Dataset entries

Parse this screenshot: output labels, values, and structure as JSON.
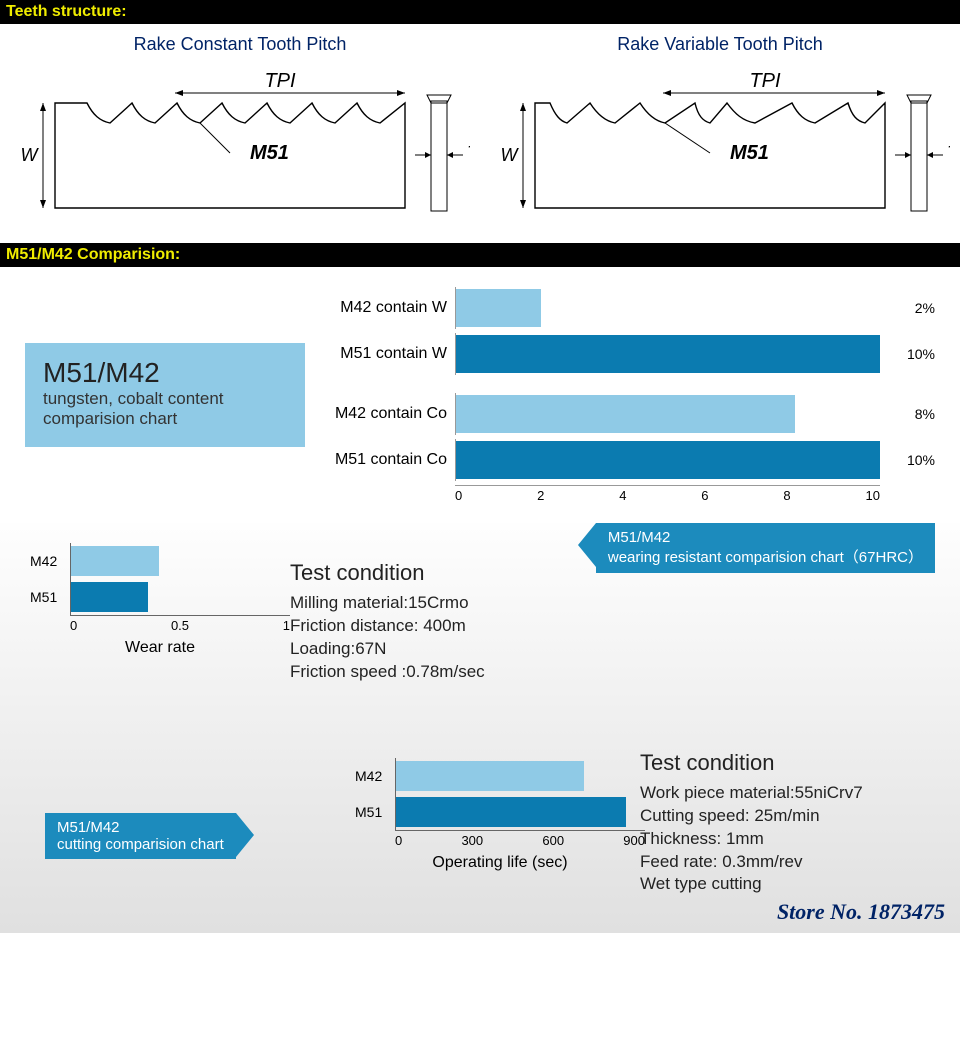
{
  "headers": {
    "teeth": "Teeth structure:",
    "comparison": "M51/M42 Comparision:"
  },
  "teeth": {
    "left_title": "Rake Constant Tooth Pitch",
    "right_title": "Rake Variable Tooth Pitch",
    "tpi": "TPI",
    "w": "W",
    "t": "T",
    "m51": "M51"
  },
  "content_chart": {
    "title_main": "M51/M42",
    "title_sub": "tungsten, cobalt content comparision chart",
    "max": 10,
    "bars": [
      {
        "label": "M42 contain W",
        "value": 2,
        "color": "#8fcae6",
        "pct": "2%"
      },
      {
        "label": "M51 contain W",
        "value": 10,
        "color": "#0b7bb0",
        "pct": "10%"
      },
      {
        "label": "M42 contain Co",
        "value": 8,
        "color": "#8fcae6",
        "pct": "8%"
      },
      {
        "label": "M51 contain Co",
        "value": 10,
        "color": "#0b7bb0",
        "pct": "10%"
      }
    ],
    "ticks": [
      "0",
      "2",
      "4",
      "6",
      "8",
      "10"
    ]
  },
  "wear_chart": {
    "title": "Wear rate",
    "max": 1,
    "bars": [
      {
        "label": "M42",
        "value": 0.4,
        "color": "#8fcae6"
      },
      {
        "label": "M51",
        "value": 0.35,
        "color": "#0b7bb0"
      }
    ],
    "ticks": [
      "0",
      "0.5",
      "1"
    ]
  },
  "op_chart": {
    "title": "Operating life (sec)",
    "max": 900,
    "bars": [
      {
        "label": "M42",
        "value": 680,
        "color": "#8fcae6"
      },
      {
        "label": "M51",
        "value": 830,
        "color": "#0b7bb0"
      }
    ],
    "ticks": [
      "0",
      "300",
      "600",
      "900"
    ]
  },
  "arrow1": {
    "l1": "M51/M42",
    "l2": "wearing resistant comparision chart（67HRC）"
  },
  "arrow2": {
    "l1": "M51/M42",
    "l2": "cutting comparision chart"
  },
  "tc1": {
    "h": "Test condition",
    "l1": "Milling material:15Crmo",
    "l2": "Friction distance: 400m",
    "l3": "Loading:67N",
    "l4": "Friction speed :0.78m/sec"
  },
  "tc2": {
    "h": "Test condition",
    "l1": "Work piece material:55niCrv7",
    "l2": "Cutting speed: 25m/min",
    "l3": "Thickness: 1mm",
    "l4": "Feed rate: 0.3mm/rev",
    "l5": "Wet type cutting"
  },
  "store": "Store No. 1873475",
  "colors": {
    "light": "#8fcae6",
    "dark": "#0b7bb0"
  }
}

==

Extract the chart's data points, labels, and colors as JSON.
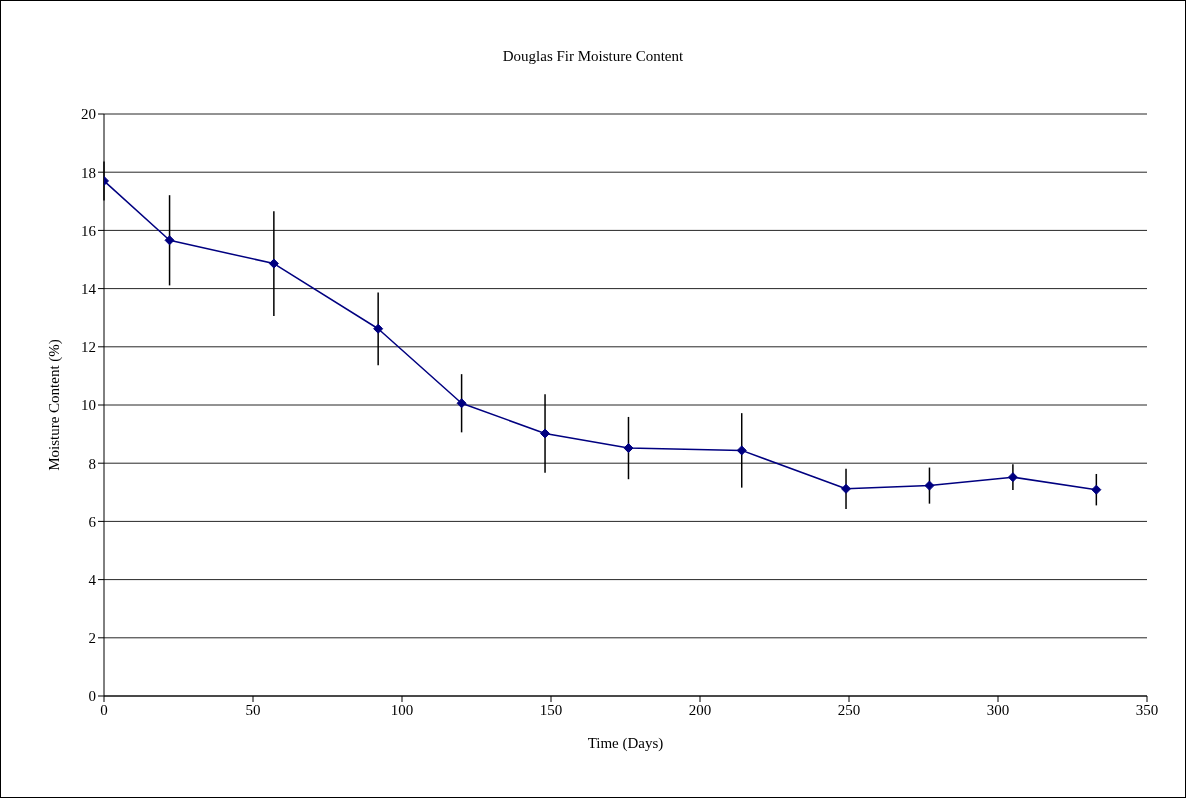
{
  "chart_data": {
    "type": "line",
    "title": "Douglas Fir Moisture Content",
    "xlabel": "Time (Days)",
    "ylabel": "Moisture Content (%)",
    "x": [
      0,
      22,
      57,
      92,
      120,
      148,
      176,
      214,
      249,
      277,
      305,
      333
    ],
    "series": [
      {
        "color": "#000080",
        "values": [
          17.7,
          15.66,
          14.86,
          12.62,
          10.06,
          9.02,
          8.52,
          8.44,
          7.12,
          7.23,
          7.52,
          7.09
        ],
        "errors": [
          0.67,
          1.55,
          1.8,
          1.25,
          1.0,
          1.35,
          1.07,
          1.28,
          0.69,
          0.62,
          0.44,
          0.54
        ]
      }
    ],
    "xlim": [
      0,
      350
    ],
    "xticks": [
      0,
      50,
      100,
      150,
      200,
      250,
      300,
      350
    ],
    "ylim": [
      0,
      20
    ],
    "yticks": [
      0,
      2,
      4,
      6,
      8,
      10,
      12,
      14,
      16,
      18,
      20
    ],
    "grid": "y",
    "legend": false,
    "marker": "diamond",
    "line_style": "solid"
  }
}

...

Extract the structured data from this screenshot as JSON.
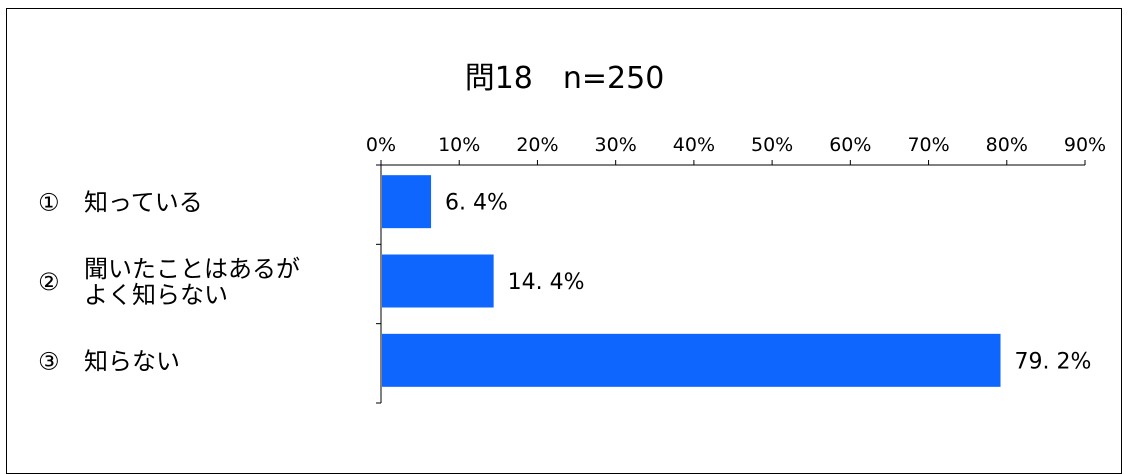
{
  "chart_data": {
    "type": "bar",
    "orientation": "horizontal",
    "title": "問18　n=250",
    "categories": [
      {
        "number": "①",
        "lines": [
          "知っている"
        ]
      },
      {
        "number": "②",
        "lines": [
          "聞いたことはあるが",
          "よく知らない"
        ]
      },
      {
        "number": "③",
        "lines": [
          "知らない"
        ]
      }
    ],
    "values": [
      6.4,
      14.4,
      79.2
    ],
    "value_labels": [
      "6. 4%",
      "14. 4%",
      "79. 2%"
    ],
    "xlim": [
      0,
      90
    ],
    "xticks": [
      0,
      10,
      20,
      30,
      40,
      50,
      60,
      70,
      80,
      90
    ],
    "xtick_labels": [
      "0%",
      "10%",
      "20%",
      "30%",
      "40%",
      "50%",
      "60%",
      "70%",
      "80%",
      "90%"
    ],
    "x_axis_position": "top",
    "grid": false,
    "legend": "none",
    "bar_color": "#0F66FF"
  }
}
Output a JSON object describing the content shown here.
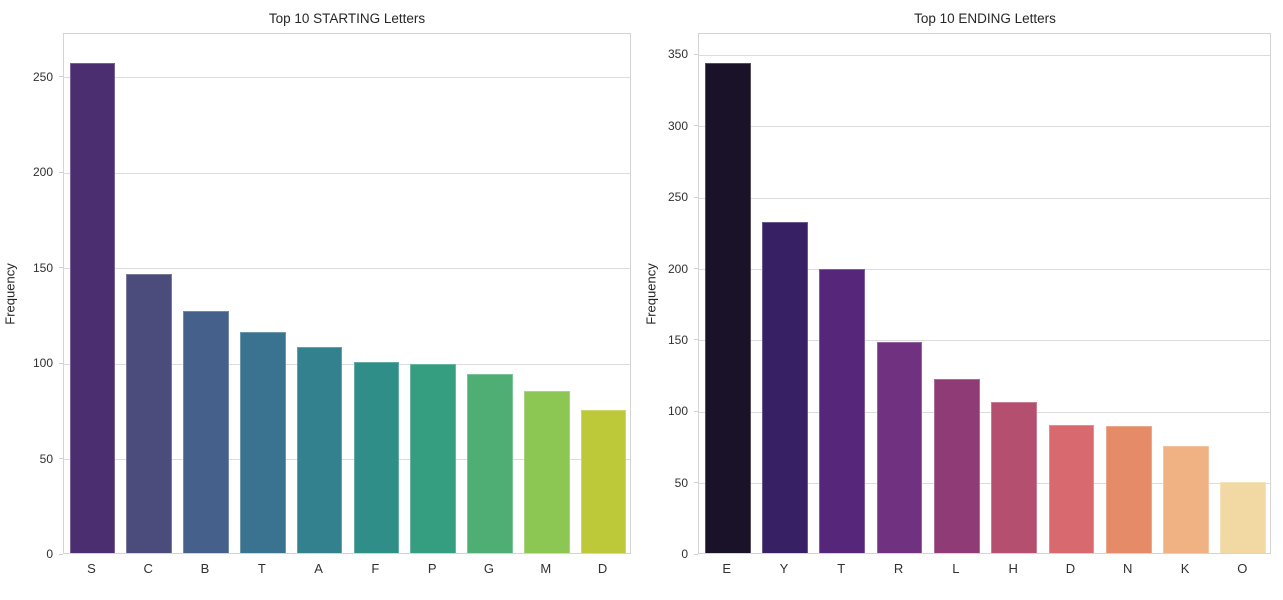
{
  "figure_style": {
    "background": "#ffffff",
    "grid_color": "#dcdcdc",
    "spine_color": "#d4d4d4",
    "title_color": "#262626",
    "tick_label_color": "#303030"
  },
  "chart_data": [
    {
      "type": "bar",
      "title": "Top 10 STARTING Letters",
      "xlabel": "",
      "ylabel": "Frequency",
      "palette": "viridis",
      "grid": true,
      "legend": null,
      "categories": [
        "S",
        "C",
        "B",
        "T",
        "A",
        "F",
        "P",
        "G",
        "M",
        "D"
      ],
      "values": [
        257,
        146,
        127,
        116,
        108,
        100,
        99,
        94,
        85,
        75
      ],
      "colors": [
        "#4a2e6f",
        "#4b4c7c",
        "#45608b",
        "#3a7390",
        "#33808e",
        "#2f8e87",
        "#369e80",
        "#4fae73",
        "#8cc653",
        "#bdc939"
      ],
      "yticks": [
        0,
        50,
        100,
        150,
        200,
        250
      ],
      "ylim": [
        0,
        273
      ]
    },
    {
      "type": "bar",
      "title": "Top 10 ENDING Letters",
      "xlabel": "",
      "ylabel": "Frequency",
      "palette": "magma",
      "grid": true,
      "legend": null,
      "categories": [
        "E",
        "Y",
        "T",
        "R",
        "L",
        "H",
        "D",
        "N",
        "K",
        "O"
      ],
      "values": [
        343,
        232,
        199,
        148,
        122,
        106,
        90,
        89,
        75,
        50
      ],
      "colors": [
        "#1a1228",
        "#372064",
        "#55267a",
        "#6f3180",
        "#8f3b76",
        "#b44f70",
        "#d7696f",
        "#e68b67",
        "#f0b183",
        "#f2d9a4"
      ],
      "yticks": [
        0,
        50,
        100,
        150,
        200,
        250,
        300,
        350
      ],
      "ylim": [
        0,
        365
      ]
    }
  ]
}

→ **Problem requirements**
Scan the material above for the string "screenshot" and report each line where you find it.

→ **Solution to this task**
Parse this screenshot: output labels, values, and structure as JSON.
Extract the structured data from this screenshot as JSON.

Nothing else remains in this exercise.